THE DATA →
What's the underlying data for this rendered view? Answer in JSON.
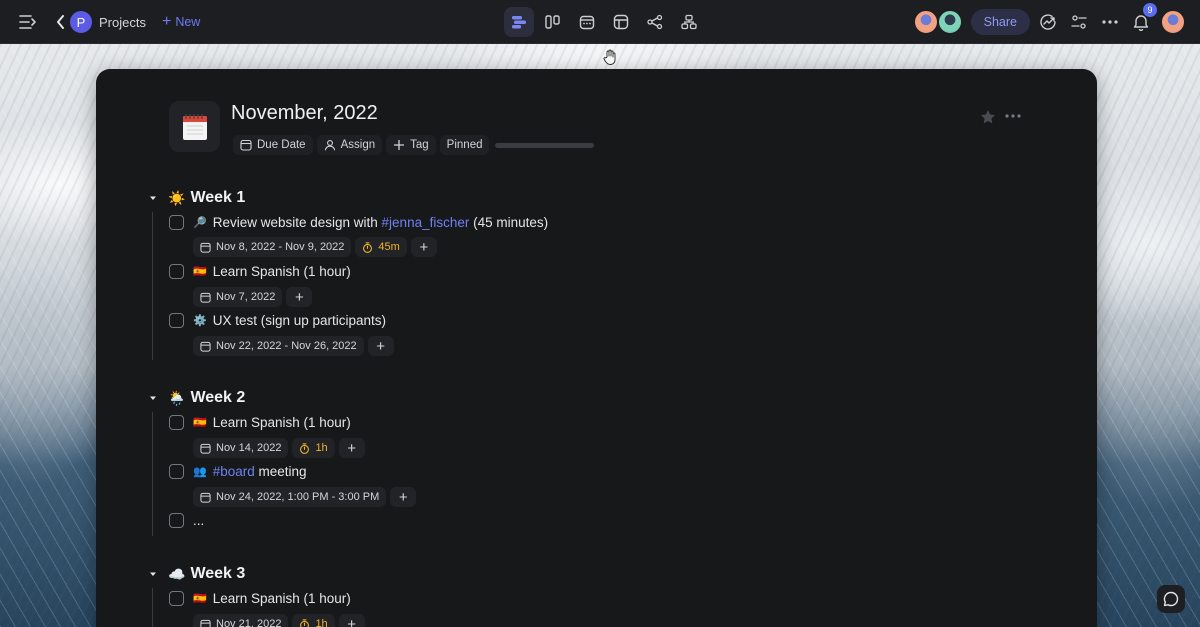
{
  "topbar": {
    "project_initial": "P",
    "project_label": "Projects",
    "new_label": "New",
    "share_label": "Share",
    "notification_count": "9",
    "views": [
      "list-view-icon",
      "board-view-icon",
      "calendar-view-icon",
      "table-view-icon",
      "graph-view-icon",
      "hierarchy-view-icon"
    ]
  },
  "document": {
    "title": "November, 2022",
    "meta": {
      "due_date": "Due Date",
      "assign": "Assign",
      "tag": "Tag",
      "pinned": "Pinned"
    }
  },
  "weeks": [
    {
      "emoji": "☀️",
      "title": "Week 1",
      "tasks": [
        {
          "emoji": "🔎",
          "pre": "Review website design with ",
          "mention": "#jenna_fischer",
          "post": " (45 minutes)",
          "date": "Nov 8, 2022 - Nov 9, 2022",
          "duration": "45m"
        },
        {
          "emoji": "🇪🇸",
          "pre": "Learn Spanish (1 hour)",
          "date": "Nov 7, 2022"
        },
        {
          "emoji": "⚙️",
          "pre": "UX test (sign up participants)",
          "date": "Nov 22, 2022 - Nov 26, 2022"
        }
      ]
    },
    {
      "emoji": "🌦️",
      "title": "Week 2",
      "tasks": [
        {
          "emoji": "🇪🇸",
          "pre": "Learn Spanish (1 hour)",
          "date": "Nov 14, 2022",
          "duration": "1h"
        },
        {
          "emoji": "👥",
          "mention": "#board",
          "post": " meeting",
          "date": "Nov 24, 2022, 1:00 PM - 3:00 PM"
        },
        {
          "pre": "..."
        }
      ]
    },
    {
      "emoji": "☁️",
      "title": "Week 3",
      "tasks": [
        {
          "emoji": "🇪🇸",
          "pre": "Learn Spanish (1 hour)",
          "date": "Nov 21, 2022",
          "duration": "1h"
        }
      ]
    }
  ],
  "colors": {
    "accent": "#6f80f3",
    "duration": "#f0b429",
    "panel": "#17181a",
    "topbar": "#1d1e22"
  }
}
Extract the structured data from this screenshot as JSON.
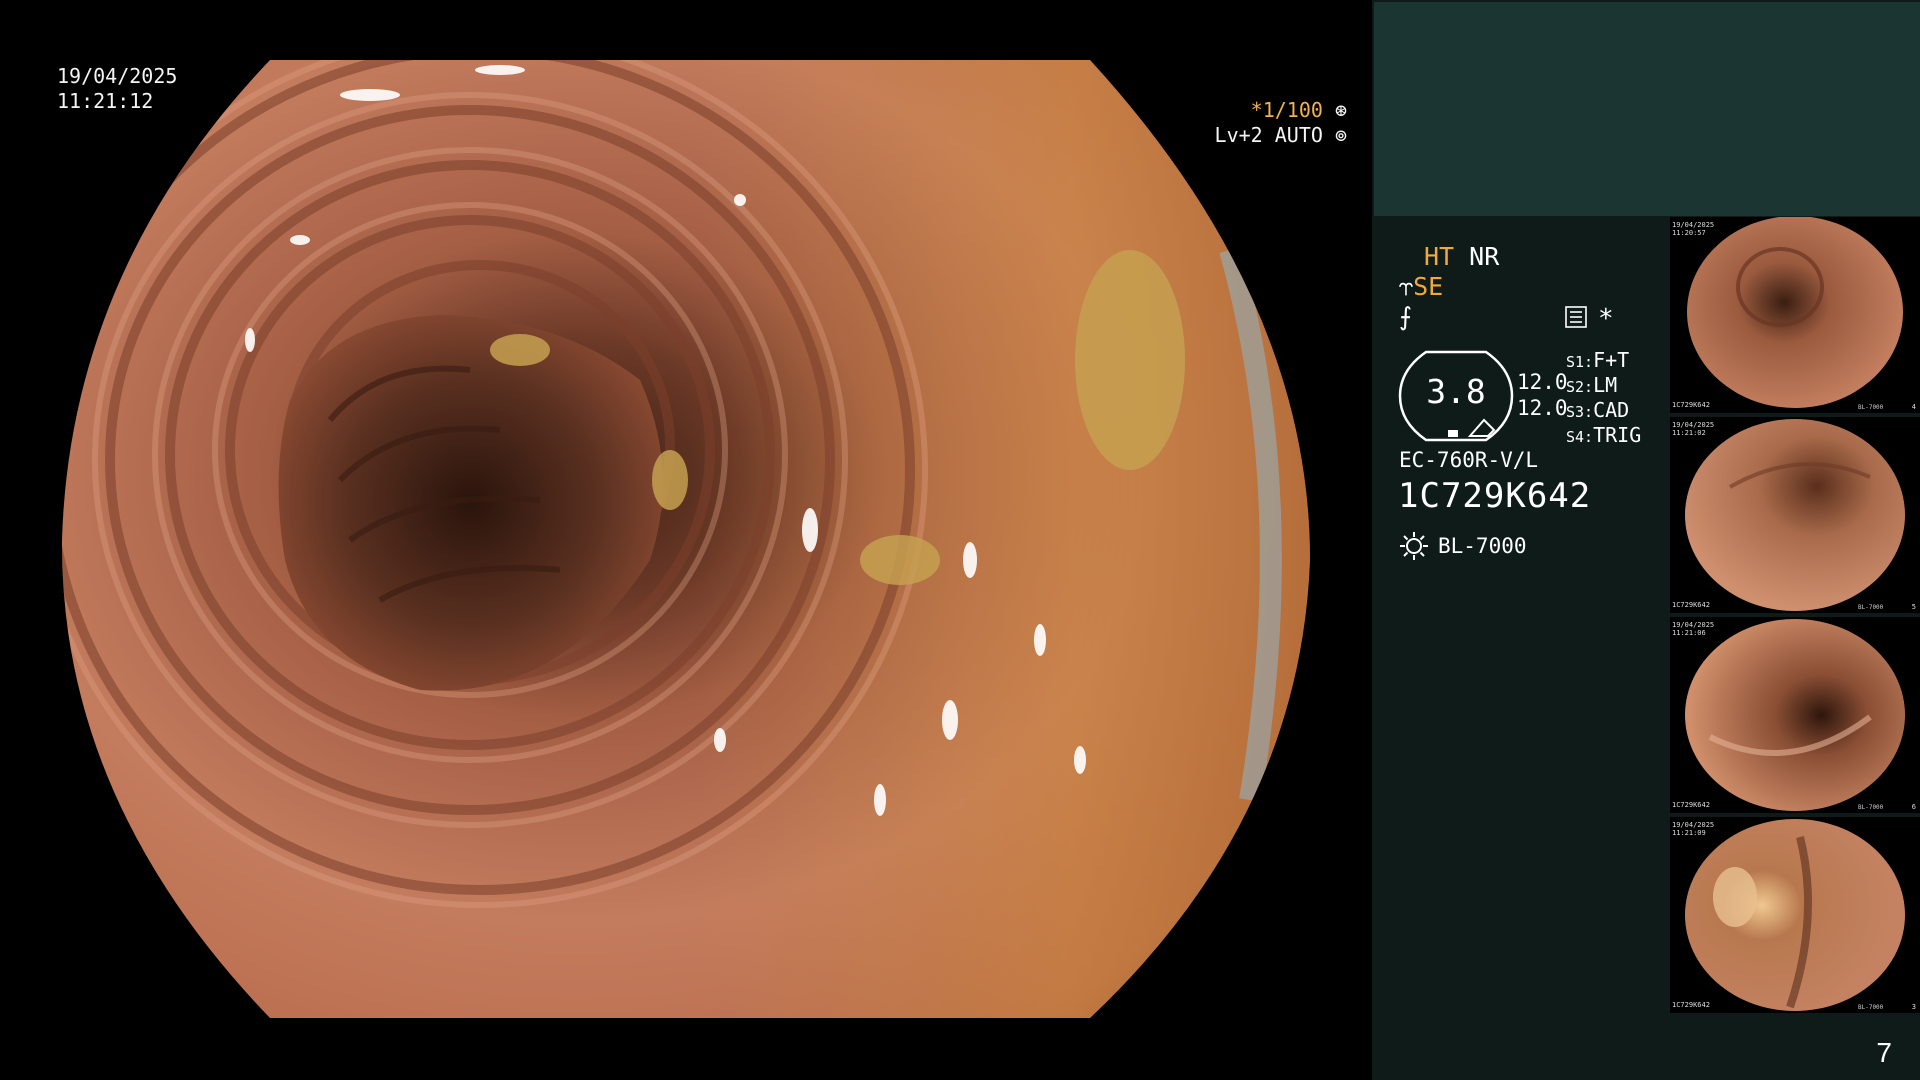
{
  "osd": {
    "date": "19/04/2025",
    "time": "11:21:12",
    "shutter": "*1/100",
    "iris": "Lv+2 AUTO"
  },
  "panel": {
    "ht": "HT",
    "nr": "NR",
    "se": "SE",
    "gauge_value": "3.8",
    "num1": "12.0",
    "num2": "12.0",
    "star": "*",
    "switches": [
      {
        "key": "S1:",
        "value": "F+T"
      },
      {
        "key": "S2:",
        "value": "LM"
      },
      {
        "key": "S3:",
        "value": "CAD"
      },
      {
        "key": "S4:",
        "value": "TRIG"
      }
    ],
    "scope_model": "EC-760R-V/L",
    "scope_serial": "1C729K642",
    "light_source": "BL-7000",
    "page_number": "7"
  },
  "thumbnails": [
    {
      "date": "19/04/2025",
      "time": "11:20:57",
      "serial": "1C729K642",
      "light": "BL-7000",
      "index": "4"
    },
    {
      "date": "19/04/2025",
      "time": "11:21:02",
      "serial": "1C729K642",
      "light": "BL-7000",
      "index": "5"
    },
    {
      "date": "19/04/2025",
      "time": "11:21:06",
      "serial": "1C729K642",
      "light": "BL-7000",
      "index": "6"
    },
    {
      "date": "19/04/2025",
      "time": "11:21:09",
      "serial": "1C729K642",
      "light": "BL-7000",
      "index": "3"
    }
  ],
  "colors": {
    "indicator_orange": "#f2a93a",
    "panel_bg": "#0e1b19",
    "panel_header": "#1b3632",
    "mucosa": "#c9835f"
  }
}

YOUR TASK → Without the pictures, output the full listing exactly as it stands.

WRITTEN ANSWER →
What's the underlying data for this rendered view? Answer in JSON.
{
  "topbar": {
    "project_initial": "P",
    "project_label": "Projects",
    "new_label": "New",
    "share_label": "Share",
    "notification_count": "9",
    "views": [
      "list-view-icon",
      "board-view-icon",
      "calendar-view-icon",
      "table-view-icon",
      "graph-view-icon",
      "hierarchy-view-icon"
    ]
  },
  "document": {
    "title": "November, 2022",
    "meta": {
      "due_date": "Due Date",
      "assign": "Assign",
      "tag": "Tag",
      "pinned": "Pinned"
    }
  },
  "weeks": [
    {
      "emoji": "☀️",
      "title": "Week 1",
      "tasks": [
        {
          "emoji": "🔎",
          "pre": "Review website design with ",
          "mention": "#jenna_fischer",
          "post": " (45 minutes)",
          "date": "Nov 8, 2022 - Nov 9, 2022",
          "duration": "45m"
        },
        {
          "emoji": "🇪🇸",
          "pre": "Learn Spanish (1 hour)",
          "date": "Nov 7, 2022"
        },
        {
          "emoji": "⚙️",
          "pre": "UX test (sign up participants)",
          "date": "Nov 22, 2022 - Nov 26, 2022"
        }
      ]
    },
    {
      "emoji": "🌦️",
      "title": "Week 2",
      "tasks": [
        {
          "emoji": "🇪🇸",
          "pre": "Learn Spanish (1 hour)",
          "date": "Nov 14, 2022",
          "duration": "1h"
        },
        {
          "emoji": "👥",
          "mention": "#board",
          "post": " meeting",
          "date": "Nov 24, 2022, 1:00 PM - 3:00 PM"
        },
        {
          "pre": "..."
        }
      ]
    },
    {
      "emoji": "☁️",
      "title": "Week 3",
      "tasks": [
        {
          "emoji": "🇪🇸",
          "pre": "Learn Spanish (1 hour)",
          "date": "Nov 21, 2022",
          "duration": "1h"
        }
      ]
    }
  ],
  "colors": {
    "accent": "#6f80f3",
    "duration": "#f0b429",
    "panel": "#17181a",
    "topbar": "#1d1e22"
  }
}
Extract the structured data from this screenshot as JSON.
{
  "osd": {
    "date": "19/04/2025",
    "time": "11:21:12",
    "shutter": "*1/100",
    "iris": "Lv+2 AUTO"
  },
  "panel": {
    "ht": "HT",
    "nr": "NR",
    "se": "SE",
    "gauge_value": "3.8",
    "num1": "12.0",
    "num2": "12.0",
    "star": "*",
    "switches": [
      {
        "key": "S1:",
        "value": "F+T"
      },
      {
        "key": "S2:",
        "value": "LM"
      },
      {
        "key": "S3:",
        "value": "CAD"
      },
      {
        "key": "S4:",
        "value": "TRIG"
      }
    ],
    "scope_model": "EC-760R-V/L",
    "scope_serial": "1C729K642",
    "light_source": "BL-7000",
    "page_number": "7"
  },
  "thumbnails": [
    {
      "date": "19/04/2025",
      "time": "11:20:57",
      "serial": "1C729K642",
      "light": "BL-7000",
      "index": "4"
    },
    {
      "date": "19/04/2025",
      "time": "11:21:02",
      "serial": "1C729K642",
      "light": "BL-7000",
      "index": "5"
    },
    {
      "date": "19/04/2025",
      "time": "11:21:06",
      "serial": "1C729K642",
      "light": "BL-7000",
      "index": "6"
    },
    {
      "date": "19/04/2025",
      "time": "11:21:09",
      "serial": "1C729K642",
      "light": "BL-7000",
      "index": "3"
    }
  ],
  "colors": {
    "indicator_orange": "#f2a93a",
    "panel_bg": "#0e1b19",
    "panel_header": "#1b3632",
    "mucosa": "#c9835f"
  }
}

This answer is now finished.